=== DIRECTIONS FOR THIS TASK ===
Here are records with pictures in them. Copy all of them exactly and leave the pictures out.

>> START DATA FOR PROCESSING

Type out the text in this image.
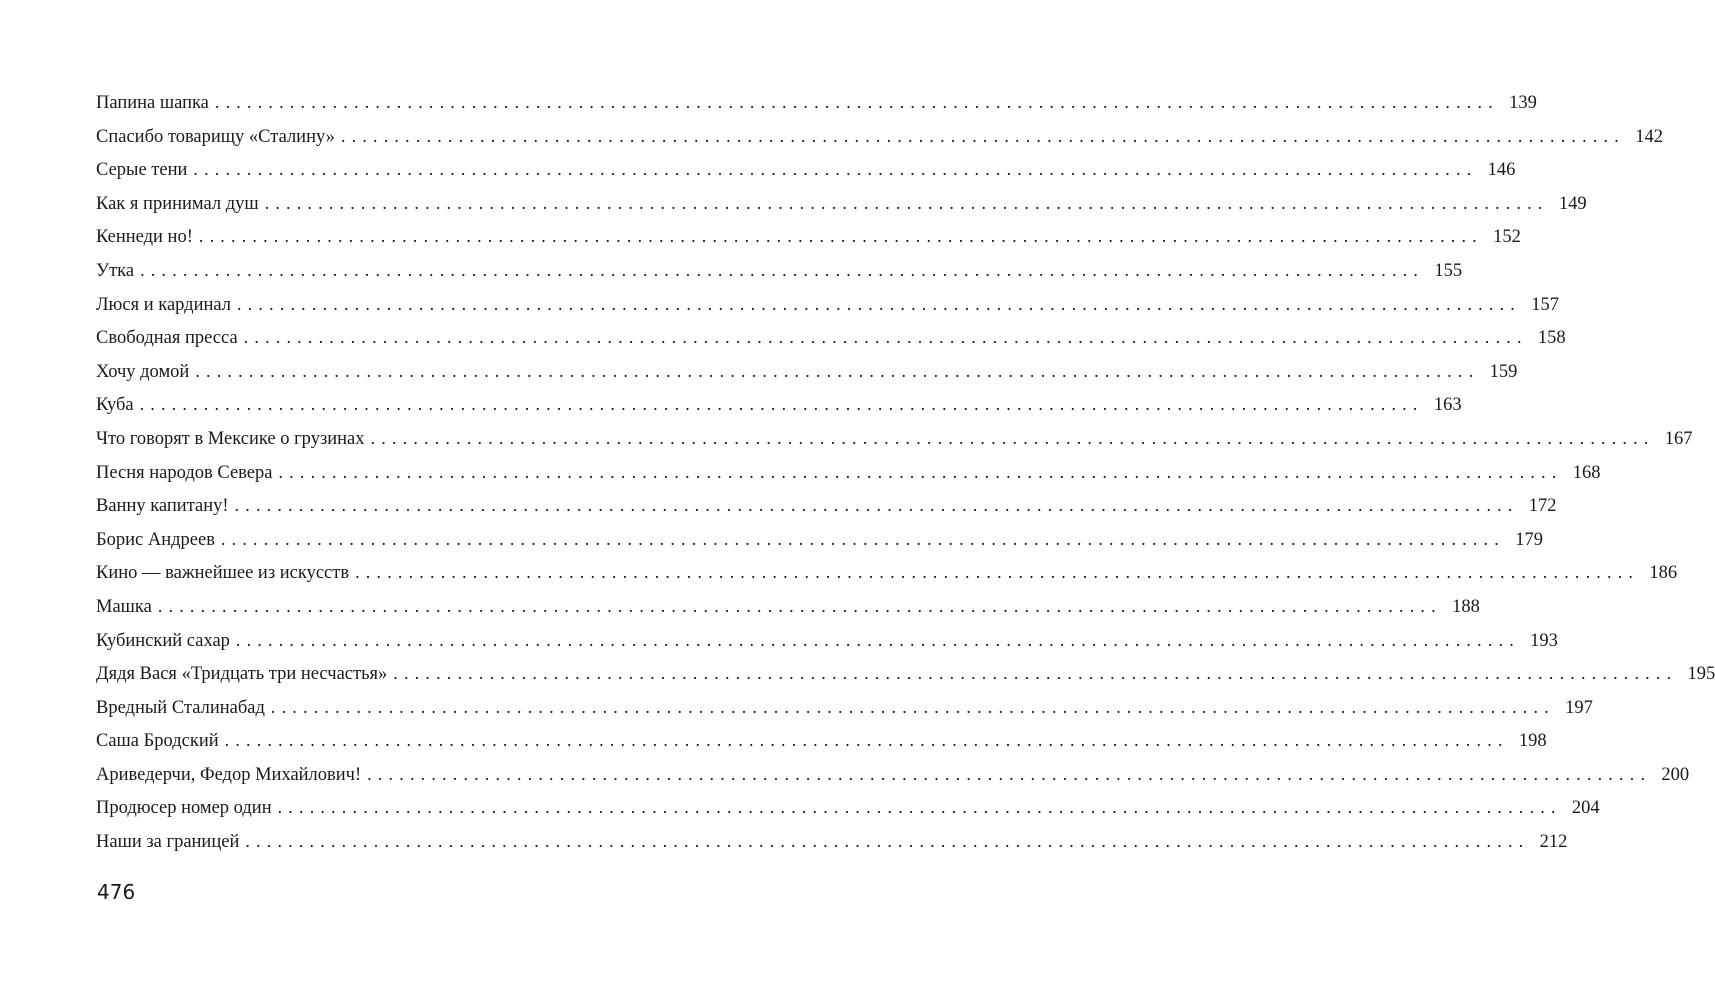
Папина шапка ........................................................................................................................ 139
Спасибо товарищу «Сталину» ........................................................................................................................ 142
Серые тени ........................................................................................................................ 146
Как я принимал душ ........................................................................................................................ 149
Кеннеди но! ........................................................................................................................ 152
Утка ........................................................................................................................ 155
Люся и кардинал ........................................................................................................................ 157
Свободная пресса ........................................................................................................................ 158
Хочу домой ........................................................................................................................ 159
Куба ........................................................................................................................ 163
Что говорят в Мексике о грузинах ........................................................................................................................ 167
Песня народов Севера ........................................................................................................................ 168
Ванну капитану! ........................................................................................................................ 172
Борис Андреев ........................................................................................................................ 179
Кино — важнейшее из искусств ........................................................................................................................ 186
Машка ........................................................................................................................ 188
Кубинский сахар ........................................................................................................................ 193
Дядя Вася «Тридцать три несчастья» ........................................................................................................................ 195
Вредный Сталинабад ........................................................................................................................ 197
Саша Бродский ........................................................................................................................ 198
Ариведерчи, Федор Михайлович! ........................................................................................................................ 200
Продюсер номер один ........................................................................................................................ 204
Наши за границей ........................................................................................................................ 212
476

>> END DATA FOR PROCESSING

=== RESPONSE ===
Type out the text in this image.
Папина шапка ........................................................................................................................ 139
Спасибо товарищу «Сталину» ........................................................................................................................ 142
Серые тени ........................................................................................................................ 146
Как я принимал душ ........................................................................................................................ 149
Кеннеди но! ........................................................................................................................ 152
Утка ........................................................................................................................ 155
Люся и кардинал ........................................................................................................................ 157
Свободная пресса ........................................................................................................................ 158
Хочу домой ........................................................................................................................ 159
Куба ........................................................................................................................ 163
Что говорят в Мексике о грузинах ........................................................................................................................ 167
Песня народов Севера ........................................................................................................................ 168
Ванну капитану! ........................................................................................................................ 172
Борис Андреев ........................................................................................................................ 179
Кино — важнейшее из искусств ........................................................................................................................ 186
Машка ........................................................................................................................ 188
Кубинский сахар ........................................................................................................................ 193
Дядя Вася «Тридцать три несчастья» ........................................................................................................................ 195
Вредный Сталинабад ........................................................................................................................ 197
Саша Бродский ........................................................................................................................ 198
Ариведерчи, Федор Михайлович! ........................................................................................................................ 200
Продюсер номер один ........................................................................................................................ 204
Наши за границей ........................................................................................................................ 212
476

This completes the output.